[Stored items]
========================================================================
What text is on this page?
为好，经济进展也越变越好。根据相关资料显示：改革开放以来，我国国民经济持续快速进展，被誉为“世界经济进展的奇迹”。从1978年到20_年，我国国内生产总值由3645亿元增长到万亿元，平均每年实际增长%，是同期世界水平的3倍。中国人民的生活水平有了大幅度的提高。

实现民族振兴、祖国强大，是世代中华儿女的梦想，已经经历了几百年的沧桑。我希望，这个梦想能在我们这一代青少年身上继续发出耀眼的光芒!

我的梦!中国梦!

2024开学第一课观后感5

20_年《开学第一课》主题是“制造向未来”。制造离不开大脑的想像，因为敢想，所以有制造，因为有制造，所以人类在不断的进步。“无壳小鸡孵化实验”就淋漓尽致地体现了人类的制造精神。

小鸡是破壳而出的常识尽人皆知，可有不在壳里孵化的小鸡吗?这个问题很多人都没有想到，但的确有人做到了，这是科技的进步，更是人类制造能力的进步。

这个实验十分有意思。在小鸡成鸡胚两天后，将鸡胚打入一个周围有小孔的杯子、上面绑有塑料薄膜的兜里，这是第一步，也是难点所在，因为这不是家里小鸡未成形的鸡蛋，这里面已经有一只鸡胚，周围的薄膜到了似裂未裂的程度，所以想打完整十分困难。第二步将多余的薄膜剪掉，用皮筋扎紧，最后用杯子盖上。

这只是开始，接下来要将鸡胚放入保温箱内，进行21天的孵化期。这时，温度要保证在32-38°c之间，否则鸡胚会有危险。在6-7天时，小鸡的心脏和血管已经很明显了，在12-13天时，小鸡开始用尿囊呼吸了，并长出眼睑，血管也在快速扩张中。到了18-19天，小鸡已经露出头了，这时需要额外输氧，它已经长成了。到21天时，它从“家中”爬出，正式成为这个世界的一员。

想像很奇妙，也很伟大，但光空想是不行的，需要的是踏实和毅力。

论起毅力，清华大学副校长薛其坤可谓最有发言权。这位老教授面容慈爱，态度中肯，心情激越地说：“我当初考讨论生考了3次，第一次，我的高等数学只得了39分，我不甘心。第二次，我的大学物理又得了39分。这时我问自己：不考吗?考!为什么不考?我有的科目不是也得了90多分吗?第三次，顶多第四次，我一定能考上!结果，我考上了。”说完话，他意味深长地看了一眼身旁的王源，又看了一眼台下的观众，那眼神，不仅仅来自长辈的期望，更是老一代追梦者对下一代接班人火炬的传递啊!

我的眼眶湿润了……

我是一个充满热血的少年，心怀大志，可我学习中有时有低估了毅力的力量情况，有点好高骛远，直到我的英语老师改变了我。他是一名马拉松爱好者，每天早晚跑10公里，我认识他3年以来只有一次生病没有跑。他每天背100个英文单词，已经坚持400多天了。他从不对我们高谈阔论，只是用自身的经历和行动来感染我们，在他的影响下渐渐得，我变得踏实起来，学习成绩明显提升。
========================================================================
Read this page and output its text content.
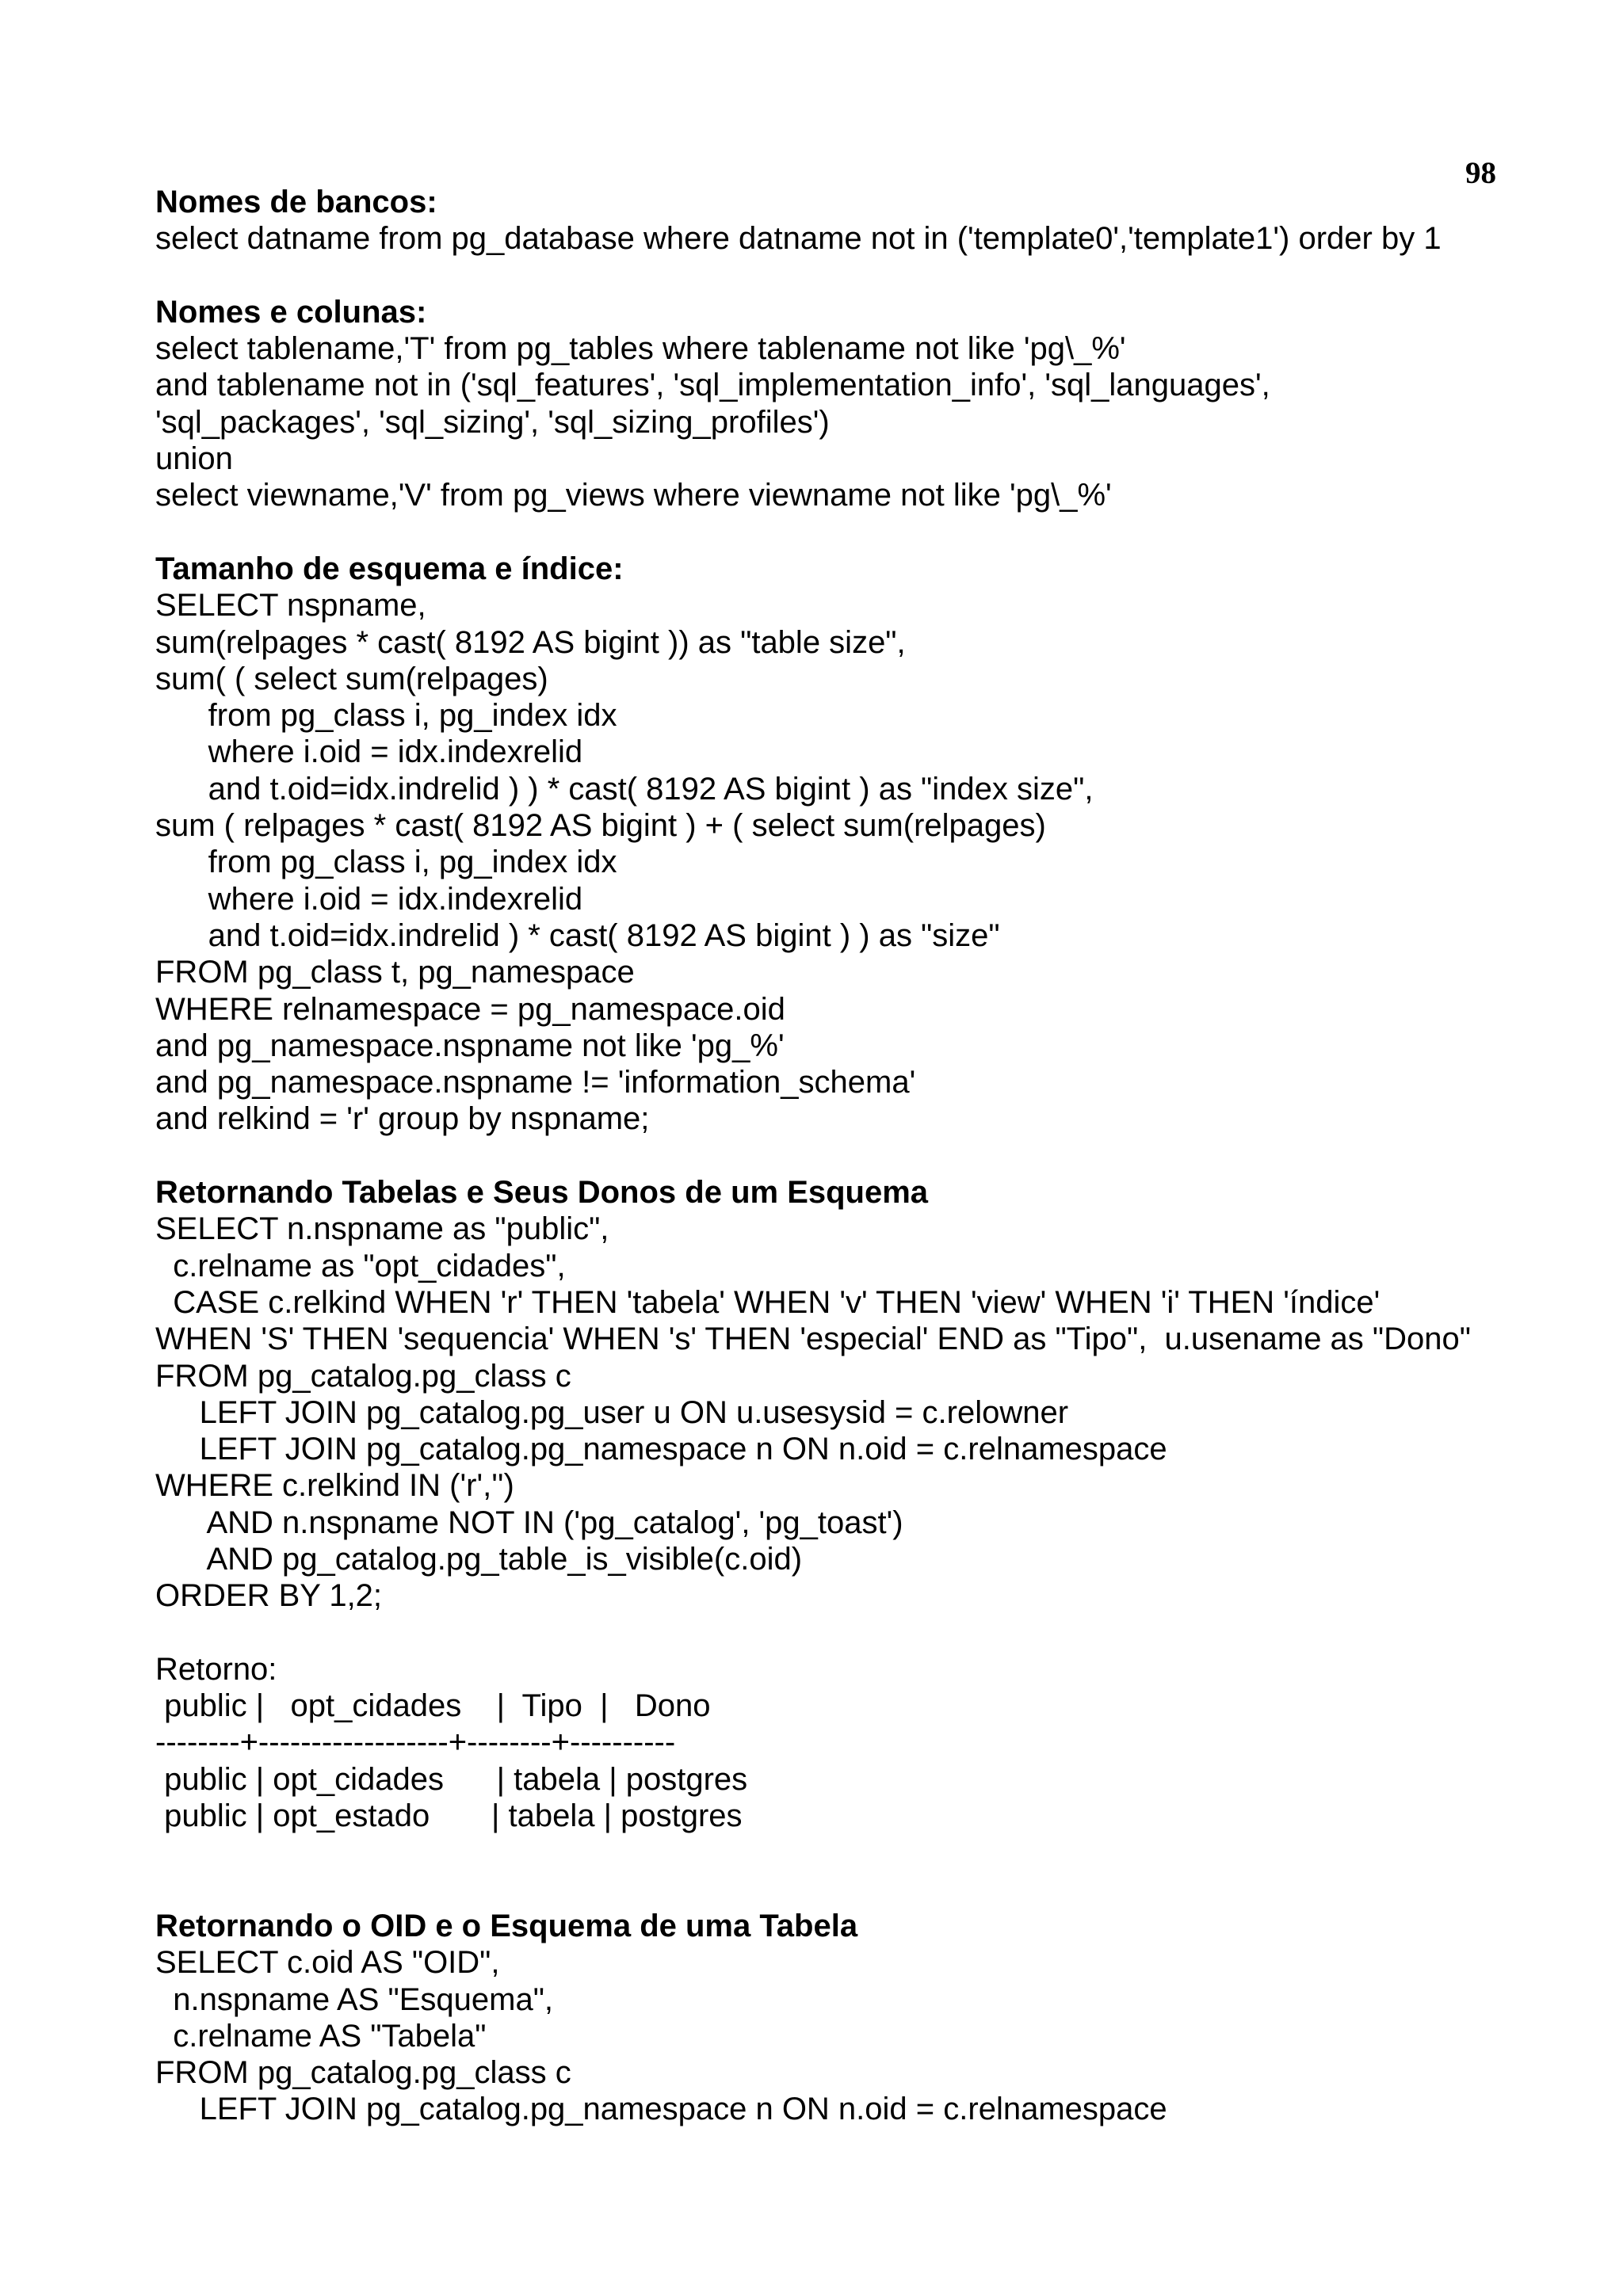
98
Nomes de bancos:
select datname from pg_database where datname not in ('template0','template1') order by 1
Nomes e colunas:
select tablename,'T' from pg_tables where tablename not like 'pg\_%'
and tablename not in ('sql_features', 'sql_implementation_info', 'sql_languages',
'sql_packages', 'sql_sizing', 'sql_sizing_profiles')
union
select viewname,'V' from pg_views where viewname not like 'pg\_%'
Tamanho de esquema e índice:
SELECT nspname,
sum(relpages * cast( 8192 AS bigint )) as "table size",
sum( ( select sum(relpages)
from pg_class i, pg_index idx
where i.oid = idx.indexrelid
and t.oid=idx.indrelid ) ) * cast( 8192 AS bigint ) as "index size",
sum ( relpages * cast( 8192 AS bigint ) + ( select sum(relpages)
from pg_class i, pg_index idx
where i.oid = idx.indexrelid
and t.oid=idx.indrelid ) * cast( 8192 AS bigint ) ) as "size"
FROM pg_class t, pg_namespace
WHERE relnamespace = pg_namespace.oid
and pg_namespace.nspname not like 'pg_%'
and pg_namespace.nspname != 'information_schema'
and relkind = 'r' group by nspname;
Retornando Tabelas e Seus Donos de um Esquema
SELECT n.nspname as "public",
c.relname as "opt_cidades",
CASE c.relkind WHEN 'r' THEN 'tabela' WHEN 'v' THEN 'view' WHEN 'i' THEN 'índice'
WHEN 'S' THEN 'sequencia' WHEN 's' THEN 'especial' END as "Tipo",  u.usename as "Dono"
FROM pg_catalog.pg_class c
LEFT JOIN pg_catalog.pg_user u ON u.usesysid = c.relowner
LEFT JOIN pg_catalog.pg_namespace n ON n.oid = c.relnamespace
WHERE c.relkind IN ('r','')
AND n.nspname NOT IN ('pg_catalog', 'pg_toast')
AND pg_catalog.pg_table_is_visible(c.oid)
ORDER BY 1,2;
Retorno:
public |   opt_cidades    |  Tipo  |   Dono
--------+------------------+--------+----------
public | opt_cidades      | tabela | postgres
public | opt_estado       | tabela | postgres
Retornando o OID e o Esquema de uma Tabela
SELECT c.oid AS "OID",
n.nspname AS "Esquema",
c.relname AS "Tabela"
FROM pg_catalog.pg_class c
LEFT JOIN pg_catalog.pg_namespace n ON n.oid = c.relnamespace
========================================================================
→ PROBLEM STATEMENT:
Copy every line of the data that holds the string "tablename".

→ RESPONSE TO THIS EXERCISE:
select tablename,'T' from pg_tables where tablename not like 'pg\_%'
and tablename not in ('sql_features', 'sql_implementation_info', 'sql_languages',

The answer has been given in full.